* _YOUR INSTRUCTIONS_: Please output the lines shown below exactly as they appear.

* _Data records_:
==*==
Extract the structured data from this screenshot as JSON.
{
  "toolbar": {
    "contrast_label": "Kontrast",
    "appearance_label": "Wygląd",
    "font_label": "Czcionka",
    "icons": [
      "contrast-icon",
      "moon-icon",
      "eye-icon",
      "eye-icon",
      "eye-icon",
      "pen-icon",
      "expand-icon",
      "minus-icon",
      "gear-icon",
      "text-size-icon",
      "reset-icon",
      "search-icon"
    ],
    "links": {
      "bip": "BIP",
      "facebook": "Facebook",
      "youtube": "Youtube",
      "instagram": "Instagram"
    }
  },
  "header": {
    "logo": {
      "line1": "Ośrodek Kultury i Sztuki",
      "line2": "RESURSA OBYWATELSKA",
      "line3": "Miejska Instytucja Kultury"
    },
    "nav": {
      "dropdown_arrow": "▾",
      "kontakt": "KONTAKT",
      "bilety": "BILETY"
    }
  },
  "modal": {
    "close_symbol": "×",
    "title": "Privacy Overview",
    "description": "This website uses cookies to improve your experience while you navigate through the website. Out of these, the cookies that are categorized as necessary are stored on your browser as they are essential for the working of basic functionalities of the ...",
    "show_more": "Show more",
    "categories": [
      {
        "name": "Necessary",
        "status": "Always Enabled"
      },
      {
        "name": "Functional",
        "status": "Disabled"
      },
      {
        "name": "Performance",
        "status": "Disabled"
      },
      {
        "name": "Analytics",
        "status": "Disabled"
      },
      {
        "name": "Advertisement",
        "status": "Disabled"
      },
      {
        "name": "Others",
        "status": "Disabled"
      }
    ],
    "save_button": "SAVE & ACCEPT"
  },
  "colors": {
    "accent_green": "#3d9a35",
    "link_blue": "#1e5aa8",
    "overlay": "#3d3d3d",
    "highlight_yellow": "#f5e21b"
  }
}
==*==
* _RESPONSE BELOW_:
Extract the structured data from this screenshot as JSON.
{
  "toolbar": {
    "contrast_label": "Kontrast",
    "appearance_label": "Wygląd",
    "font_label": "Czcionka",
    "icons": [
      "contrast-icon",
      "moon-icon",
      "eye-icon",
      "eye-icon",
      "eye-icon",
      "pen-icon",
      "expand-icon",
      "minus-icon",
      "gear-icon",
      "text-size-icon",
      "reset-icon",
      "search-icon"
    ],
    "links": {
      "bip": "BIP",
      "facebook": "Facebook",
      "youtube": "Youtube",
      "instagram": "Instagram"
    }
  },
  "header": {
    "logo": {
      "line1": "Ośrodek Kultury i Sztuki",
      "line2": "RESURSA OBYWATELSKA",
      "line3": "Miejska Instytucja Kultury"
    },
    "nav": {
      "dropdown_arrow": "▾",
      "kontakt": "KONTAKT",
      "bilety": "BILETY"
    }
  },
  "modal": {
    "close_symbol": "×",
    "title": "Privacy Overview",
    "description": "This website uses cookies to improve your experience while you navigate through the website. Out of these, the cookies that are categorized as necessary are stored on your browser as they are essential for the working of basic functionalities of the ...",
    "show_more": "Show more",
    "categories": [
      {
        "name": "Necessary",
        "status": "Always Enabled"
      },
      {
        "name": "Functional",
        "status": "Disabled"
      },
      {
        "name": "Performance",
        "status": "Disabled"
      },
      {
        "name": "Analytics",
        "status": "Disabled"
      },
      {
        "name": "Advertisement",
        "status": "Disabled"
      },
      {
        "name": "Others",
        "status": "Disabled"
      }
    ],
    "save_button": "SAVE & ACCEPT"
  },
  "colors": {
    "accent_green": "#3d9a35",
    "link_blue": "#1e5aa8",
    "overlay": "#3d3d3d",
    "highlight_yellow": "#f5e21b"
  }
}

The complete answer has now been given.